Transcribe the records below exactly as they appear.

:: Available data ::
** Start **

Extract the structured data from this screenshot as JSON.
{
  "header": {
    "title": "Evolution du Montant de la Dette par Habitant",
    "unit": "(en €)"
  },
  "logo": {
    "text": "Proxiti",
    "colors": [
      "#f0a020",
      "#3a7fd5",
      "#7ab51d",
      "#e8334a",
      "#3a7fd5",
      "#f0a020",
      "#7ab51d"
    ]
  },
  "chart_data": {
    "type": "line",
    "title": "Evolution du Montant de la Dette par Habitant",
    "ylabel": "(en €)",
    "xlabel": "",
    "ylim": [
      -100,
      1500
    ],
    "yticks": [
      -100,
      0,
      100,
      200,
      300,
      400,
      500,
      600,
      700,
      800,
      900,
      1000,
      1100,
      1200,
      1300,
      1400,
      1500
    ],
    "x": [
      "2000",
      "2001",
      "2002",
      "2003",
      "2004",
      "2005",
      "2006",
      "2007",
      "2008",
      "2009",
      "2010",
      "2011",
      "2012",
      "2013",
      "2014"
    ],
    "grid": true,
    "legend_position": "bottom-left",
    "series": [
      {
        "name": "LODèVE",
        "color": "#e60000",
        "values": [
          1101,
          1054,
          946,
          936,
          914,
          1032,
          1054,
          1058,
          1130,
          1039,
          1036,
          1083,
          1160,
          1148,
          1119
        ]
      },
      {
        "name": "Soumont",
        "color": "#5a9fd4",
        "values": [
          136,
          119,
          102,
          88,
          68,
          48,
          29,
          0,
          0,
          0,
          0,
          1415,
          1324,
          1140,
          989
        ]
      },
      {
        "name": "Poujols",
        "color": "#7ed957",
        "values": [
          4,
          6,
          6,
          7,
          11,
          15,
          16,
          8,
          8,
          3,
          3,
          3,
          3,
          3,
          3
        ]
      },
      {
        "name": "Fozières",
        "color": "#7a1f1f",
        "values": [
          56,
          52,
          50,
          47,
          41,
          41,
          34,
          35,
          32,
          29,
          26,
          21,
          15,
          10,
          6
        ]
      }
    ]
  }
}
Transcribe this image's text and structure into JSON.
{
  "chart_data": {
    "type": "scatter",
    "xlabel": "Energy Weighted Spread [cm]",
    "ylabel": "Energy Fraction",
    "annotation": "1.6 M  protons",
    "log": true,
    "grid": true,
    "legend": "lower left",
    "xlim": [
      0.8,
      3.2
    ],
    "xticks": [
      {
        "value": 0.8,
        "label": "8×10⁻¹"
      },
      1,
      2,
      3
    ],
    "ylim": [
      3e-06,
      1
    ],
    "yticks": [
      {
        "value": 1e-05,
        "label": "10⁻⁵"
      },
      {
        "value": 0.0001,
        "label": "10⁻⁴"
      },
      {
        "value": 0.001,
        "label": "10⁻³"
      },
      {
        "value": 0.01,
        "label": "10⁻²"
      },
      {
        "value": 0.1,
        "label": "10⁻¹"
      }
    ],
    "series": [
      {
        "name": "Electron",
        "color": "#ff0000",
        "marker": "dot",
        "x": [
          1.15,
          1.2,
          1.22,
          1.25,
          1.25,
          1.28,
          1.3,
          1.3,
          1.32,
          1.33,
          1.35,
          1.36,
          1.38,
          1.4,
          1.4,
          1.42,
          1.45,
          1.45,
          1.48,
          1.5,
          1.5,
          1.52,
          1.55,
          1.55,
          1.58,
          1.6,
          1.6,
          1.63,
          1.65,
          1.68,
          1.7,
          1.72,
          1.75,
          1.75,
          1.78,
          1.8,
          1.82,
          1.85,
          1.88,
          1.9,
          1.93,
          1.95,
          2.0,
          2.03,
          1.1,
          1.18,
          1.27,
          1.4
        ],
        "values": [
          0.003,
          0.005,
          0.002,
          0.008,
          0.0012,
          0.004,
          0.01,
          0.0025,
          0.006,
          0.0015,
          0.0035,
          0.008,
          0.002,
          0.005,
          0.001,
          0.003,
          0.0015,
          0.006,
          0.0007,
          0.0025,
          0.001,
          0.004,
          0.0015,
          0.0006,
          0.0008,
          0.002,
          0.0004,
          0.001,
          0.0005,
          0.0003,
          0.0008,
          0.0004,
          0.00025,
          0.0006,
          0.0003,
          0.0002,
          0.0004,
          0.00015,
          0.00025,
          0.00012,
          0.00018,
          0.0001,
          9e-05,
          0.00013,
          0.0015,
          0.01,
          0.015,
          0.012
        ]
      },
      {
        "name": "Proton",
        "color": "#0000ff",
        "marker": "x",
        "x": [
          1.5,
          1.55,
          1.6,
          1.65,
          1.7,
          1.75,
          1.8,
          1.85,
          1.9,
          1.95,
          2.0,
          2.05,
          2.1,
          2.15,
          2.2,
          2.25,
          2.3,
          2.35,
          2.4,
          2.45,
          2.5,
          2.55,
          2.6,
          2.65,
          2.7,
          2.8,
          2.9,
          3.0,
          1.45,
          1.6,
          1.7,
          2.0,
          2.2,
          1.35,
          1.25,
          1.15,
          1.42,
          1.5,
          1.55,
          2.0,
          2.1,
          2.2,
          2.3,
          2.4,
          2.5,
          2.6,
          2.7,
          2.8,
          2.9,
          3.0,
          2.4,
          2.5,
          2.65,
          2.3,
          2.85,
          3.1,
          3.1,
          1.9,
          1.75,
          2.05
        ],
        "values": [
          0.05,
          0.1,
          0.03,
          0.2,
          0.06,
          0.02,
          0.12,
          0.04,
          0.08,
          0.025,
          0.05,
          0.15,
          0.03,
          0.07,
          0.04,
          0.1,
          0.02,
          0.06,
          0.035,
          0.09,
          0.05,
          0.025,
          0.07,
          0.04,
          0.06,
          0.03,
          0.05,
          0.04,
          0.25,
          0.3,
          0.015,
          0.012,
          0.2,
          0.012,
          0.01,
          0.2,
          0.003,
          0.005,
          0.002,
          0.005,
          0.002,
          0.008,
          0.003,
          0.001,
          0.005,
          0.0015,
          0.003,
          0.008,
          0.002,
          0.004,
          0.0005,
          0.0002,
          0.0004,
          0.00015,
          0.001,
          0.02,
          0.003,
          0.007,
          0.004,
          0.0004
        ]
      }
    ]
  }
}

** End **

:: Correct output ::
Extract the structured data from this screenshot as JSON.
{
  "header": {
    "title": "Evolution du Montant de la Dette par Habitant",
    "unit": "(en €)"
  },
  "logo": {
    "text": "Proxiti",
    "colors": [
      "#f0a020",
      "#3a7fd5",
      "#7ab51d",
      "#e8334a",
      "#3a7fd5",
      "#f0a020",
      "#7ab51d"
    ]
  },
  "chart_data": {
    "type": "line",
    "title": "Evolution du Montant de la Dette par Habitant",
    "ylabel": "(en €)",
    "xlabel": "",
    "ylim": [
      -100,
      1500
    ],
    "yticks": [
      -100,
      0,
      100,
      200,
      300,
      400,
      500,
      600,
      700,
      800,
      900,
      1000,
      1100,
      1200,
      1300,
      1400,
      1500
    ],
    "x": [
      "2000",
      "2001",
      "2002",
      "2003",
      "2004",
      "2005",
      "2006",
      "2007",
      "2008",
      "2009",
      "2010",
      "2011",
      "2012",
      "2013",
      "2014"
    ],
    "grid": true,
    "legend_position": "bottom-left",
    "series": [
      {
        "name": "LODèVE",
        "color": "#e60000",
        "values": [
          1101,
          1054,
          946,
          936,
          914,
          1032,
          1054,
          1058,
          1130,
          1039,
          1036,
          1083,
          1160,
          1148,
          1119
        ]
      },
      {
        "name": "Soumont",
        "color": "#5a9fd4",
        "values": [
          136,
          119,
          102,
          88,
          68,
          48,
          29,
          0,
          0,
          0,
          0,
          1415,
          1324,
          1140,
          989
        ]
      },
      {
        "name": "Poujols",
        "color": "#7ed957",
        "values": [
          4,
          6,
          6,
          7,
          11,
          15,
          16,
          8,
          8,
          3,
          3,
          3,
          3,
          3,
          3
        ]
      },
      {
        "name": "Fozières",
        "color": "#7a1f1f",
        "values": [
          56,
          52,
          50,
          47,
          41,
          41,
          34,
          35,
          32,
          29,
          26,
          21,
          15,
          10,
          6
        ]
      }
    ]
  }
}
Transcribe this image's text and structure into JSON.
{
  "chart_data": {
    "type": "scatter",
    "xlabel": "Energy Weighted Spread [cm]",
    "ylabel": "Energy Fraction",
    "annotation": "1.6 M  protons",
    "log": true,
    "grid": true,
    "legend": "lower left",
    "xlim": [
      0.8,
      3.2
    ],
    "xticks": [
      {
        "value": 0.8,
        "label": "8×10⁻¹"
      },
      1,
      2,
      3
    ],
    "ylim": [
      3e-06,
      1
    ],
    "yticks": [
      {
        "value": 1e-05,
        "label": "10⁻⁵"
      },
      {
        "value": 0.0001,
        "label": "10⁻⁴"
      },
      {
        "value": 0.001,
        "label": "10⁻³"
      },
      {
        "value": 0.01,
        "label": "10⁻²"
      },
      {
        "value": 0.1,
        "label": "10⁻¹"
      }
    ],
    "series": [
      {
        "name": "Electron",
        "color": "#ff0000",
        "marker": "dot",
        "x": [
          1.15,
          1.2,
          1.22,
          1.25,
          1.25,
          1.28,
          1.3,
          1.3,
          1.32,
          1.33,
          1.35,
          1.36,
          1.38,
          1.4,
          1.4,
          1.42,
          1.45,
          1.45,
          1.48,
          1.5,
          1.5,
          1.52,
          1.55,
          1.55,
          1.58,
          1.6,
          1.6,
          1.63,
          1.65,
          1.68,
          1.7,
          1.72,
          1.75,
          1.75,
          1.78,
          1.8,
          1.82,
          1.85,
          1.88,
          1.9,
          1.93,
          1.95,
          2.0,
          2.03,
          1.1,
          1.18,
          1.27,
          1.4
        ],
        "values": [
          0.003,
          0.005,
          0.002,
          0.008,
          0.0012,
          0.004,
          0.01,
          0.0025,
          0.006,
          0.0015,
          0.0035,
          0.008,
          0.002,
          0.005,
          0.001,
          0.003,
          0.0015,
          0.006,
          0.0007,
          0.0025,
          0.001,
          0.004,
          0.0015,
          0.0006,
          0.0008,
          0.002,
          0.0004,
          0.001,
          0.0005,
          0.0003,
          0.0008,
          0.0004,
          0.00025,
          0.0006,
          0.0003,
          0.0002,
          0.0004,
          0.00015,
          0.00025,
          0.00012,
          0.00018,
          0.0001,
          9e-05,
          0.00013,
          0.0015,
          0.01,
          0.015,
          0.012
        ]
      },
      {
        "name": "Proton",
        "color": "#0000ff",
        "marker": "x",
        "x": [
          1.5,
          1.55,
          1.6,
          1.65,
          1.7,
          1.75,
          1.8,
          1.85,
          1.9,
          1.95,
          2.0,
          2.05,
          2.1,
          2.15,
          2.2,
          2.25,
          2.3,
          2.35,
          2.4,
          2.45,
          2.5,
          2.55,
          2.6,
          2.65,
          2.7,
          2.8,
          2.9,
          3.0,
          1.45,
          1.6,
          1.7,
          2.0,
          2.2,
          1.35,
          1.25,
          1.15,
          1.42,
          1.5,
          1.55,
          2.0,
          2.1,
          2.2,
          2.3,
          2.4,
          2.5,
          2.6,
          2.7,
          2.8,
          2.9,
          3.0,
          2.4,
          2.5,
          2.65,
          2.3,
          2.85,
          3.1,
          3.1,
          1.9,
          1.75,
          2.05
        ],
        "values": [
          0.05,
          0.1,
          0.03,
          0.2,
          0.06,
          0.02,
          0.12,
          0.04,
          0.08,
          0.025,
          0.05,
          0.15,
          0.03,
          0.07,
          0.04,
          0.1,
          0.02,
          0.06,
          0.035,
          0.09,
          0.05,
          0.025,
          0.07,
          0.04,
          0.06,
          0.03,
          0.05,
          0.04,
          0.25,
          0.3,
          0.015,
          0.012,
          0.2,
          0.012,
          0.01,
          0.2,
          0.003,
          0.005,
          0.002,
          0.005,
          0.002,
          0.008,
          0.003,
          0.001,
          0.005,
          0.0015,
          0.003,
          0.008,
          0.002,
          0.004,
          0.0005,
          0.0002,
          0.0004,
          0.00015,
          0.001,
          0.02,
          0.003,
          0.007,
          0.004,
          0.0004
        ]
      }
    ]
  }
}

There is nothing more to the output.